Problem statement
Locate every line that holds the string "admision" and copy it.

Task material
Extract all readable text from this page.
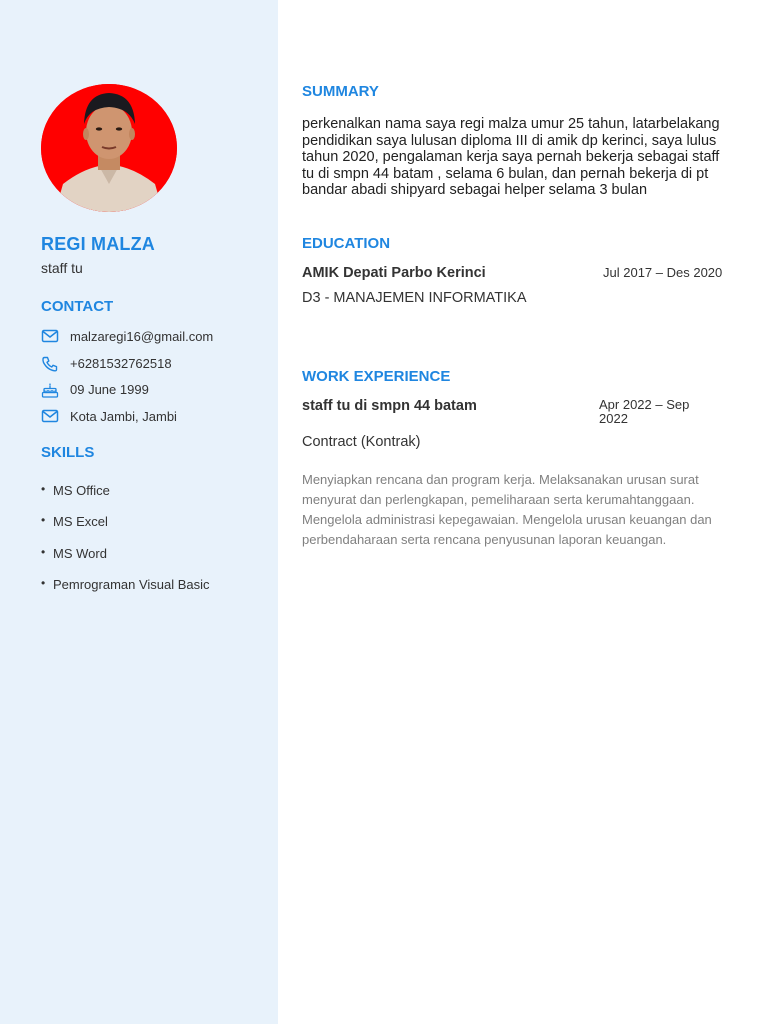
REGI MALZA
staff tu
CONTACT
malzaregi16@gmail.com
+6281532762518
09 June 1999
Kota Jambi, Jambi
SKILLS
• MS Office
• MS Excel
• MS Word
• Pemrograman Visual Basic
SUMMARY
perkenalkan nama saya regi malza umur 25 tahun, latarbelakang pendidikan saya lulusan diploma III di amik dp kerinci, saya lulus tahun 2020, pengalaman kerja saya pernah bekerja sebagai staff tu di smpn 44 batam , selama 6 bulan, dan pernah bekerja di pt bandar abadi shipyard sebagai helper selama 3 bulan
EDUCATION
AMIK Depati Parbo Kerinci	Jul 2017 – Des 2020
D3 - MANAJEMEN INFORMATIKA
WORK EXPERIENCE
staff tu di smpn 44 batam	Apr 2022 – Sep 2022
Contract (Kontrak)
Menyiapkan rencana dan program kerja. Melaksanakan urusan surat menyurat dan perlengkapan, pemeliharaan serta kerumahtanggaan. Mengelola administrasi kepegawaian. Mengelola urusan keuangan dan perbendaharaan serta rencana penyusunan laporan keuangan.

* * *

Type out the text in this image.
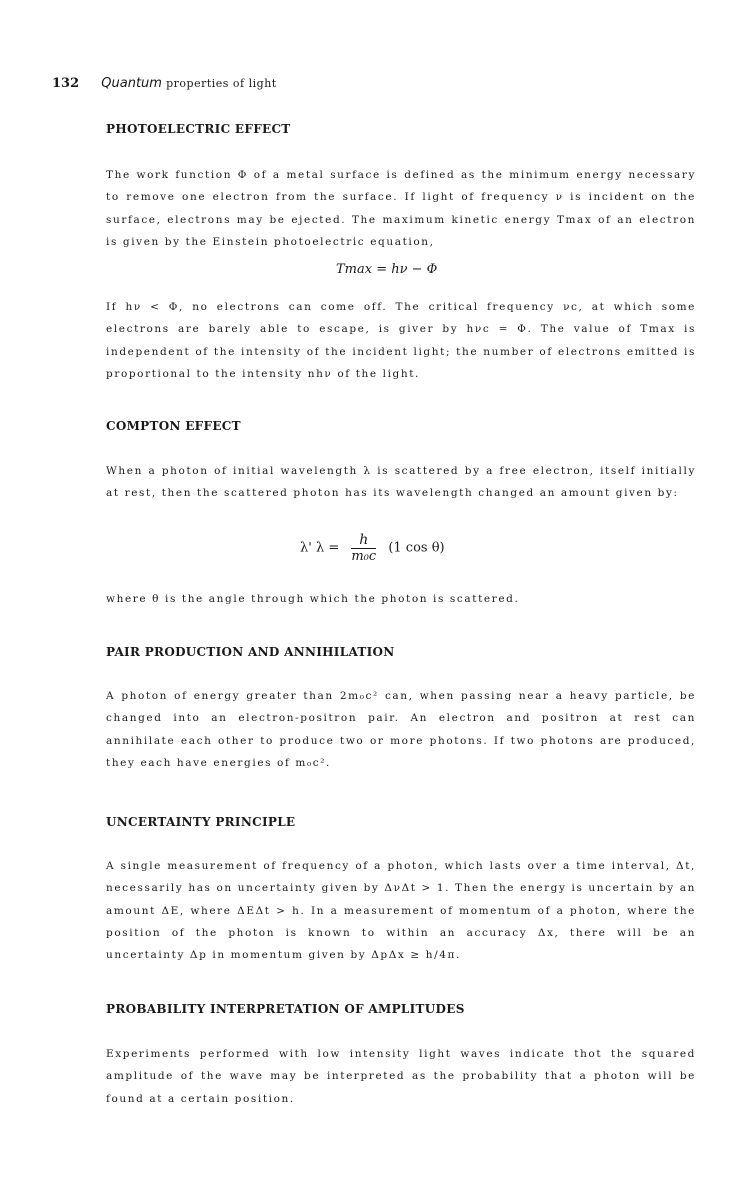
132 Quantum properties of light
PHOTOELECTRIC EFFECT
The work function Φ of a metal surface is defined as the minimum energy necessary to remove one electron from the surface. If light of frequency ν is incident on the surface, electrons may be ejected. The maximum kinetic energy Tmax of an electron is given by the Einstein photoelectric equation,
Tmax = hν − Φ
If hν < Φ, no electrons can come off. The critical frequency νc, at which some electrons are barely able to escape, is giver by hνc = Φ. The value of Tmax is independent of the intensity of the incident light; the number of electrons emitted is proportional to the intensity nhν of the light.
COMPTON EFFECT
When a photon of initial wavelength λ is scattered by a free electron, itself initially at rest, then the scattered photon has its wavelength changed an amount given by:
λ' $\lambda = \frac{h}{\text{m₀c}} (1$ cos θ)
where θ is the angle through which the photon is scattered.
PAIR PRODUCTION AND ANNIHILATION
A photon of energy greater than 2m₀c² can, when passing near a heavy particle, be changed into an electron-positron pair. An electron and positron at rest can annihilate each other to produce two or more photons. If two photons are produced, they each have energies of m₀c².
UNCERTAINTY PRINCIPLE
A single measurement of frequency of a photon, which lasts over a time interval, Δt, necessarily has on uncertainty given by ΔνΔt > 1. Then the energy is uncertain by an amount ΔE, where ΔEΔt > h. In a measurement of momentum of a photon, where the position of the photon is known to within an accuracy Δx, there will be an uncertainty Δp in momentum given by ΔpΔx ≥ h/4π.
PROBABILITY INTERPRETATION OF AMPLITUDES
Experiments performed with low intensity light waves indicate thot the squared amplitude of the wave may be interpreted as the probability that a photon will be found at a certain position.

==

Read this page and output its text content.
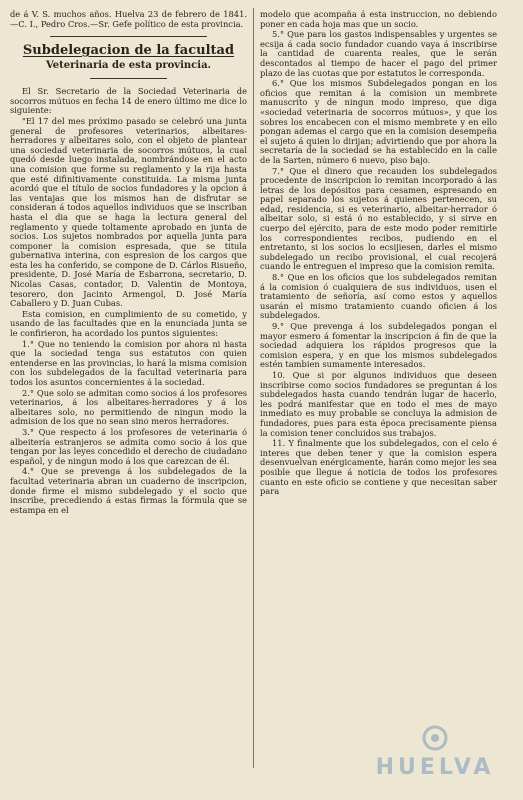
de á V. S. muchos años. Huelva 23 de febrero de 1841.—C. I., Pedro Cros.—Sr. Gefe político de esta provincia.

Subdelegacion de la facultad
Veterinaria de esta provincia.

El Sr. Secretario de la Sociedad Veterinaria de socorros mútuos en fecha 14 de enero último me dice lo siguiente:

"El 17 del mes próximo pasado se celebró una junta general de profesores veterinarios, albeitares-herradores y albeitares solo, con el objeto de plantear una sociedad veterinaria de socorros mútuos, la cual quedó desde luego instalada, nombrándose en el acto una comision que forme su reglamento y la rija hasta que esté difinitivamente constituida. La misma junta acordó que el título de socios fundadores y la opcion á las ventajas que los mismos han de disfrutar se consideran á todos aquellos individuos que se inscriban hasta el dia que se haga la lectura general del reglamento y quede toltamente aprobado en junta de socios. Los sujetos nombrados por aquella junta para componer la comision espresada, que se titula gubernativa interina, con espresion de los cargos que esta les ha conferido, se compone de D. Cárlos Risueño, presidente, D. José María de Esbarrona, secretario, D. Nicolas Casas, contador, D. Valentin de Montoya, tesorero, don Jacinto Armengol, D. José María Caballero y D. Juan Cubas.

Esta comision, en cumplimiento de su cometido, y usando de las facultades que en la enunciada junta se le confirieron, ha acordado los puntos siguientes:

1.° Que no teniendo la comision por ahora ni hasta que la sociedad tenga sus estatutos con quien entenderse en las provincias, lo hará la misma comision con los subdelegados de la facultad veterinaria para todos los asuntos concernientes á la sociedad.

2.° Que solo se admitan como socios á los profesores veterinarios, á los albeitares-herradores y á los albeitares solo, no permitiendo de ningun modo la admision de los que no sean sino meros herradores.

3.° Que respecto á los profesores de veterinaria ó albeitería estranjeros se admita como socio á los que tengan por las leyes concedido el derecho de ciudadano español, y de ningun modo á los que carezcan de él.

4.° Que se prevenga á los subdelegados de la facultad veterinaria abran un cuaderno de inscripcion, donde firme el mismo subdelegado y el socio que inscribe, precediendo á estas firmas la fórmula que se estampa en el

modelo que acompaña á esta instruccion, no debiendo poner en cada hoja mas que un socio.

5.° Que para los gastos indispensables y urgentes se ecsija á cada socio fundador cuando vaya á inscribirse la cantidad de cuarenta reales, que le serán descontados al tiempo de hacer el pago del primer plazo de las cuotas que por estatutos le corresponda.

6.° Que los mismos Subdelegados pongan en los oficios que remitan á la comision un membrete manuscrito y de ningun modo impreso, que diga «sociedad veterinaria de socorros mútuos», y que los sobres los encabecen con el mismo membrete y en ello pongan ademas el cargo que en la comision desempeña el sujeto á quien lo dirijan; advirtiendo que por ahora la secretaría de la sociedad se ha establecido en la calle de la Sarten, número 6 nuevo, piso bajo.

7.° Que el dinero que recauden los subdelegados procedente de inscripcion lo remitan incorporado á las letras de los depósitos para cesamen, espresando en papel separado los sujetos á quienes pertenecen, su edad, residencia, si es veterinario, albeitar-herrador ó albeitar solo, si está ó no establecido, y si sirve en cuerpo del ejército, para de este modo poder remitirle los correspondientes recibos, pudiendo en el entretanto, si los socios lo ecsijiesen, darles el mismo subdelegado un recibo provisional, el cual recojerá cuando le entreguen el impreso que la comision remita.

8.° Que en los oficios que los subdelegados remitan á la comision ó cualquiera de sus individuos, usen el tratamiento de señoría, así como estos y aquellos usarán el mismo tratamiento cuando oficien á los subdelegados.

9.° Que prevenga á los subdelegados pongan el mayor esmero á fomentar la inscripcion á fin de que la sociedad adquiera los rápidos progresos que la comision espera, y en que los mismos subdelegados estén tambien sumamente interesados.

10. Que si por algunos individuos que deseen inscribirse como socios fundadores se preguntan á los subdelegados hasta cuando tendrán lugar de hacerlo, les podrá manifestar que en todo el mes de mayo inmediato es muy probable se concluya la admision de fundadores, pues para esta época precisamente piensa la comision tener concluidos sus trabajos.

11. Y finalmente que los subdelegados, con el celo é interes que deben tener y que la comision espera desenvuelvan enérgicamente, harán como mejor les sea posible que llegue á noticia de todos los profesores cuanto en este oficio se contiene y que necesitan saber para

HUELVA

Solution for this exercise
2.° Que solo se admitan como socios á los profesores veterinarios, á los albeitares-herradores y á los albeitares solo, no permitiendo de ningun modo la admision de los que no sean sino meros herradores.
10. Que si por algunos individuos que deseen inscribirse como socios fundadores se preguntan á los subdelegados hasta cuando tendrán lugar de hacerlo, les podrá manifestar que en todo el mes de mayo inmediato es muy probable se concluya la admision de fundadores, pues para esta época precisamente piensa la comision tener concluidos sus trabajos.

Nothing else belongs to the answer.